# [Task]
In the data below, find each line containing the string "replies" and return it.

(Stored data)

---+---

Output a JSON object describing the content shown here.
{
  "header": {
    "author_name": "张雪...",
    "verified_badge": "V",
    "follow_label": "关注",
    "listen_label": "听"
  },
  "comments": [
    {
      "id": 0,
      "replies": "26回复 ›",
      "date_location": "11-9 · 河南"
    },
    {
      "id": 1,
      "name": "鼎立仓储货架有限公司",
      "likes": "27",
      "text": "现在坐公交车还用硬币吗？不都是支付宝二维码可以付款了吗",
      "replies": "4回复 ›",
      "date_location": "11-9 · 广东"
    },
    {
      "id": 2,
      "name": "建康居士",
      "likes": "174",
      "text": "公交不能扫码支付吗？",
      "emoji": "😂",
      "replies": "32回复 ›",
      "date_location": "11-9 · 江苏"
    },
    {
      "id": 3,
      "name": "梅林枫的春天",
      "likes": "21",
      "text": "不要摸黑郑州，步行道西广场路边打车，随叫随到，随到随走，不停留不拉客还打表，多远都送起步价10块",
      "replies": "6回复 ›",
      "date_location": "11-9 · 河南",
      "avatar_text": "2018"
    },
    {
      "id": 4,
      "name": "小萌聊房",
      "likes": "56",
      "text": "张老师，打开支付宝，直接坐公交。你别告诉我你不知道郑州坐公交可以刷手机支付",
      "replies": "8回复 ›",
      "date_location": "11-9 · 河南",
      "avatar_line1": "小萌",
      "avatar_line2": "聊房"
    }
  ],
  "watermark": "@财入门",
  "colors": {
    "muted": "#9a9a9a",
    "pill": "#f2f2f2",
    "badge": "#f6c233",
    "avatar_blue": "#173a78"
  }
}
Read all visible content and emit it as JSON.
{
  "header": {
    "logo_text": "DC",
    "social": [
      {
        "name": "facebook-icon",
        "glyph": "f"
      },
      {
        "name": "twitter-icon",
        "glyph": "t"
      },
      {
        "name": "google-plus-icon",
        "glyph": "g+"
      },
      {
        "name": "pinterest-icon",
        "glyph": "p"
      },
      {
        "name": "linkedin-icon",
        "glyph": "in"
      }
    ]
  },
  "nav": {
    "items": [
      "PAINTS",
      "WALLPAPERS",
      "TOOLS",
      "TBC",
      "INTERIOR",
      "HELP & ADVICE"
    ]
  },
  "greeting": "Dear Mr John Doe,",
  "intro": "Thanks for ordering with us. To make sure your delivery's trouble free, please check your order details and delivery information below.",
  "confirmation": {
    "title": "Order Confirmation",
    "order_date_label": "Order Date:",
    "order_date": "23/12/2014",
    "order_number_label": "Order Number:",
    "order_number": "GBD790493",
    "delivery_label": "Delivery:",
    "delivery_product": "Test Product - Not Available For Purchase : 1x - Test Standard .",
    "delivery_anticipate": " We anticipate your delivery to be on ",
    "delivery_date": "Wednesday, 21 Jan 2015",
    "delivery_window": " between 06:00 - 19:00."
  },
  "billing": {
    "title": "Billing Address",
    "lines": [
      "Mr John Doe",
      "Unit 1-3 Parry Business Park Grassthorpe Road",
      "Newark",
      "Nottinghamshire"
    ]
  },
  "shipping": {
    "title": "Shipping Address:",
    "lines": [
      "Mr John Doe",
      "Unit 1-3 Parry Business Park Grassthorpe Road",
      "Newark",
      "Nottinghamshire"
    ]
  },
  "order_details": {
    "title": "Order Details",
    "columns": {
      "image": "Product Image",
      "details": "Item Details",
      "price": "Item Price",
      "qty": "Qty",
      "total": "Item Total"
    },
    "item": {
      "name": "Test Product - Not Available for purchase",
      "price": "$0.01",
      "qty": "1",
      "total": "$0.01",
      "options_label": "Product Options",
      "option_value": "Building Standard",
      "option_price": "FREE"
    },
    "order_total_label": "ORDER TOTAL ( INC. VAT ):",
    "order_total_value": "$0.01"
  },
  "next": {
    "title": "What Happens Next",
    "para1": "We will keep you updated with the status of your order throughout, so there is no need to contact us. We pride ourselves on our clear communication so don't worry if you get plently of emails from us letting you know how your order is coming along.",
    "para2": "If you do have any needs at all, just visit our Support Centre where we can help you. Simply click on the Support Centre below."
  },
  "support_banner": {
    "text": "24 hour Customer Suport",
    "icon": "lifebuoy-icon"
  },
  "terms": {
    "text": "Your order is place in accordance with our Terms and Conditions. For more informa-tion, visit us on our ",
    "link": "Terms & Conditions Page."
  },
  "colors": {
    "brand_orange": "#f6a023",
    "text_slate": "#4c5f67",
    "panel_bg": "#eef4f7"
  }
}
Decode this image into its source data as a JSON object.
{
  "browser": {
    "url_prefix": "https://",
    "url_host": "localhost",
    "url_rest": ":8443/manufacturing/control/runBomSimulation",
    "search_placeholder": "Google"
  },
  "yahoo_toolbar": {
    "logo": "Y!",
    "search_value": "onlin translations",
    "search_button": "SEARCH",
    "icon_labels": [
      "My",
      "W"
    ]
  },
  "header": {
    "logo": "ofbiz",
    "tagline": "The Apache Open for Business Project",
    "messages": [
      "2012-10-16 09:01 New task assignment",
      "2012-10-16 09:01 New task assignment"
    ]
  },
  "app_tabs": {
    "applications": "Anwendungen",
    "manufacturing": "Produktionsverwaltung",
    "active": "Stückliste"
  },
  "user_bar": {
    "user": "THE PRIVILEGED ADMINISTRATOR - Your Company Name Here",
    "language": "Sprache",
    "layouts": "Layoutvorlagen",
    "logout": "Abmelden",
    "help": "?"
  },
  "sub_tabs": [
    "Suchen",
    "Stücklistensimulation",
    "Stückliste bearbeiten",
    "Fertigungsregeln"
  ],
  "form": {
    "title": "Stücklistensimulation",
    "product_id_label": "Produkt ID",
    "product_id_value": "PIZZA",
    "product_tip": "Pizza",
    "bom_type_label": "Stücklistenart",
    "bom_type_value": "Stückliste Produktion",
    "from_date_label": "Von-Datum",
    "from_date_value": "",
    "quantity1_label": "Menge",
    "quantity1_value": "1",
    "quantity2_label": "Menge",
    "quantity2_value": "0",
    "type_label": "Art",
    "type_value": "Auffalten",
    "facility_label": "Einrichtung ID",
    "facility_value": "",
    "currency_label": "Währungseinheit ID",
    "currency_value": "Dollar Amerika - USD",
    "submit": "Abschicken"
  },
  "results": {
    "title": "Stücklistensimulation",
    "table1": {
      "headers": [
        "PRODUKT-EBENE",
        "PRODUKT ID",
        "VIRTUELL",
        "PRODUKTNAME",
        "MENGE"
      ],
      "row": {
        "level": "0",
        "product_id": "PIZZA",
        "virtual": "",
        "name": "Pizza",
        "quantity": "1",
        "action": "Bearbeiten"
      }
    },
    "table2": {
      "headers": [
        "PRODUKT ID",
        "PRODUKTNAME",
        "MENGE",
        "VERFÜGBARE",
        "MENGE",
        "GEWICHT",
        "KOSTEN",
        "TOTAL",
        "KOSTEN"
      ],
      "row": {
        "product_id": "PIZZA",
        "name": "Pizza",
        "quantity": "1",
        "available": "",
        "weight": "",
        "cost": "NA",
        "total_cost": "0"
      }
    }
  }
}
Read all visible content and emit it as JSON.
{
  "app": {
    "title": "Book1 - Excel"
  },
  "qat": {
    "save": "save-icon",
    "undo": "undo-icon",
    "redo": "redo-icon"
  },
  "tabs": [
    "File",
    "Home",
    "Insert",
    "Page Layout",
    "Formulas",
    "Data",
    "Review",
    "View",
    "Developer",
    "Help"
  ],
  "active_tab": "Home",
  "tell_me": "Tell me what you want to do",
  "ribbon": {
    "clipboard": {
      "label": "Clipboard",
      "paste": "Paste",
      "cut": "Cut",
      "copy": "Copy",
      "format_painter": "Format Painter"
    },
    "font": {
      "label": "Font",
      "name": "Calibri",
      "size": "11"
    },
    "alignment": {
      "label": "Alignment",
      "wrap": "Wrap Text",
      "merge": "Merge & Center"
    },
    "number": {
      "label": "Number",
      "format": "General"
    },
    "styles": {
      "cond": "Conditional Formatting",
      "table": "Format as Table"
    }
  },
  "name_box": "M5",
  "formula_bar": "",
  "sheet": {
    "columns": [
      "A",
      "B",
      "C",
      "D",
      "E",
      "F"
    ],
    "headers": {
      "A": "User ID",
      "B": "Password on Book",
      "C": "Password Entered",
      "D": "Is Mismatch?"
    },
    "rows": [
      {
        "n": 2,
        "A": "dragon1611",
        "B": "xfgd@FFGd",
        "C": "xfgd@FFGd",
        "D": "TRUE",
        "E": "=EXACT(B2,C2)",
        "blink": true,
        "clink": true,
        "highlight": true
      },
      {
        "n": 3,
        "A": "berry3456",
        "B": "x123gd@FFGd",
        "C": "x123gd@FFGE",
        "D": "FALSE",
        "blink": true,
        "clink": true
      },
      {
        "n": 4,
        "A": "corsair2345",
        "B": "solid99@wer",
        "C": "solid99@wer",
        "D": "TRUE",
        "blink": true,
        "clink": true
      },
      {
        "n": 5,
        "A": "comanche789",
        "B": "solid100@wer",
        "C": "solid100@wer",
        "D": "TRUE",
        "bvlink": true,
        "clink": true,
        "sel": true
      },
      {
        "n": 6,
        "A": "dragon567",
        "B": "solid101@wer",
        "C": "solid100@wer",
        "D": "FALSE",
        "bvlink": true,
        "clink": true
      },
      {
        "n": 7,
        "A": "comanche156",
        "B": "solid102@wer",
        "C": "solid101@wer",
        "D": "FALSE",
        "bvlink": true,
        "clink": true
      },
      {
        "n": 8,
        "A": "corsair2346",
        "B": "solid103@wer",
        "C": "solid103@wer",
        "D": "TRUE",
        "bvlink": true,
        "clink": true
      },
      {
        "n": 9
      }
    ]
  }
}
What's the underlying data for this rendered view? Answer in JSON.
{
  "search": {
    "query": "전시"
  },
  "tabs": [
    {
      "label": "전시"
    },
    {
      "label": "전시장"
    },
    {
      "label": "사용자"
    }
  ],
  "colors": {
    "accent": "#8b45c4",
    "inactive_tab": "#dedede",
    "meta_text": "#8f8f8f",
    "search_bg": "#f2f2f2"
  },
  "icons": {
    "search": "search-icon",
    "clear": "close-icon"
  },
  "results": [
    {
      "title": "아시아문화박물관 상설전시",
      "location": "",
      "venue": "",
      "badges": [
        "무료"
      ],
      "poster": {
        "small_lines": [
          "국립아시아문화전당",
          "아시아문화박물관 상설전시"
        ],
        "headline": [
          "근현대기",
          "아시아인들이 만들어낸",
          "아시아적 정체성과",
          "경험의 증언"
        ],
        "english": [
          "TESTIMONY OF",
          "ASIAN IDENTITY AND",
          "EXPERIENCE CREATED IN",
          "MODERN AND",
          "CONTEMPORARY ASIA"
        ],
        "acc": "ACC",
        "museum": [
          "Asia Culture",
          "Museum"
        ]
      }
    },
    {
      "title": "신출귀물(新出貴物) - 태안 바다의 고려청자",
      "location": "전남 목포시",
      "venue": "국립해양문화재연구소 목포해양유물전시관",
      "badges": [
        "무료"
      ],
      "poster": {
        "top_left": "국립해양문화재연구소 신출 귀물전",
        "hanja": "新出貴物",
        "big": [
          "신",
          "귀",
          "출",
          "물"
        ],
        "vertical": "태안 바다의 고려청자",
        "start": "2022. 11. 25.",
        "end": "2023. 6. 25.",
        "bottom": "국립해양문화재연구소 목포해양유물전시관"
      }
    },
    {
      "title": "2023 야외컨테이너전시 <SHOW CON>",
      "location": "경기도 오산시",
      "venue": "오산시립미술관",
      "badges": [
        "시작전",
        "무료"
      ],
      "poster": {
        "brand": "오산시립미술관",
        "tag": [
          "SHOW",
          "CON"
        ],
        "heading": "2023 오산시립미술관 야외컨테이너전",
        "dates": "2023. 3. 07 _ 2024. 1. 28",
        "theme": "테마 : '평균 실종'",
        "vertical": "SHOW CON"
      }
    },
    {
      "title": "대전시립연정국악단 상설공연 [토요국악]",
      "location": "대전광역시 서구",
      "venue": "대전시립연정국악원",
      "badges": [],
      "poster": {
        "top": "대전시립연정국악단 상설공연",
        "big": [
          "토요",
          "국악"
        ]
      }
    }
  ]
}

---+---

# [Solved exercise]
      "replies": "26回复 ›",
      "replies": "4回复 ›",
      "replies": "32回复 ›",
      "replies": "6回复 ›",
      "replies": "8回复 ›",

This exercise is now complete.